→ Directions
Transcribe all the records exactly and omit any images they hold.

——

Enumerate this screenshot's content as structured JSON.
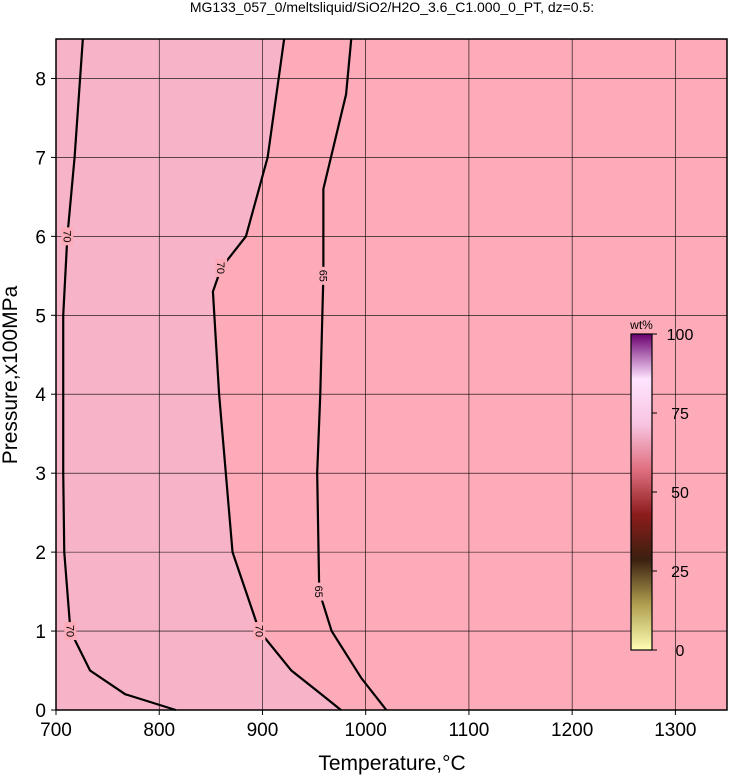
{
  "chart_data": {
    "type": "contour",
    "title": "MG133_057_0/meltsliquid/SiO2/H2O_3.6_C1.000_0_PT, dz=0.5:",
    "x_label": "Temperature,°C",
    "y_label": "Pressure,x100MPa",
    "xlim": [
      700,
      1350
    ],
    "ylim": [
      0,
      8.5
    ],
    "xticks": [
      700,
      800,
      900,
      1000,
      1100,
      1200,
      1300
    ],
    "yticks": [
      0,
      1,
      2,
      3,
      4,
      5,
      6,
      7,
      8
    ],
    "grid": true,
    "background_color": "#fdabb9",
    "inner_color": "#f7b4c9",
    "line_color": "#000000",
    "series": [
      {
        "level": 70,
        "x": [
          726,
          718,
          711,
          707,
          707,
          708,
          714,
          733,
          767,
          816
        ],
        "y": [
          8.5,
          7,
          6,
          5,
          3,
          2,
          1,
          0.5,
          0.2,
          0
        ]
      },
      {
        "level": 70,
        "x": [
          921,
          905,
          884,
          860,
          852,
          858,
          871,
          897,
          928,
          957,
          976
        ],
        "y": [
          8.5,
          7,
          6,
          5.6,
          5.3,
          4,
          2,
          1,
          0.5,
          0.2,
          0
        ]
      },
      {
        "level": 65,
        "x": [
          986,
          981,
          959,
          959,
          956,
          953,
          955,
          967,
          996,
          1020
        ],
        "y": [
          8.5,
          7.8,
          6.6,
          5.5,
          4,
          3,
          1.5,
          1,
          0.4,
          0
        ]
      }
    ],
    "colorbar": {
      "label": "wt%",
      "clim": [
        0,
        100
      ],
      "ticks": [
        0,
        25,
        50,
        75,
        100
      ],
      "colormap": [
        "#ffffb4",
        "#b0a050",
        "#3a2010",
        "#8c1c1c",
        "#e07080",
        "#f8c4e0",
        "#ffe4ff",
        "#6a0070"
      ]
    }
  }
}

——

→ Task output
Enumerate this screenshot's content as structured JSON.
{
  "chart_data": {
    "type": "contour",
    "title": "MG133_057_0/meltsliquid/SiO2/H2O_3.6_C1.000_0_PT, dz=0.5:",
    "x_label": "Temperature,°C",
    "y_label": "Pressure,x100MPa",
    "xlim": [
      700,
      1350
    ],
    "ylim": [
      0,
      8.5
    ],
    "xticks": [
      700,
      800,
      900,
      1000,
      1100,
      1200,
      1300
    ],
    "yticks": [
      0,
      1,
      2,
      3,
      4,
      5,
      6,
      7,
      8
    ],
    "grid": true,
    "background_color": "#fdabb9",
    "inner_color": "#f7b4c9",
    "line_color": "#000000",
    "series": [
      {
        "level": 70,
        "x": [
          726,
          718,
          711,
          707,
          707,
          708,
          714,
          733,
          767,
          816
        ],
        "y": [
          8.5,
          7,
          6,
          5,
          3,
          2,
          1,
          0.5,
          0.2,
          0
        ]
      },
      {
        "level": 70,
        "x": [
          921,
          905,
          884,
          860,
          852,
          858,
          871,
          897,
          928,
          957,
          976
        ],
        "y": [
          8.5,
          7,
          6,
          5.6,
          5.3,
          4,
          2,
          1,
          0.5,
          0.2,
          0
        ]
      },
      {
        "level": 65,
        "x": [
          986,
          981,
          959,
          959,
          956,
          953,
          955,
          967,
          996,
          1020
        ],
        "y": [
          8.5,
          7.8,
          6.6,
          5.5,
          4,
          3,
          1.5,
          1,
          0.4,
          0
        ]
      }
    ],
    "colorbar": {
      "label": "wt%",
      "clim": [
        0,
        100
      ],
      "ticks": [
        0,
        25,
        50,
        75,
        100
      ],
      "colormap": [
        "#ffffb4",
        "#b0a050",
        "#3a2010",
        "#8c1c1c",
        "#e07080",
        "#f8c4e0",
        "#ffe4ff",
        "#6a0070"
      ]
    }
  }
}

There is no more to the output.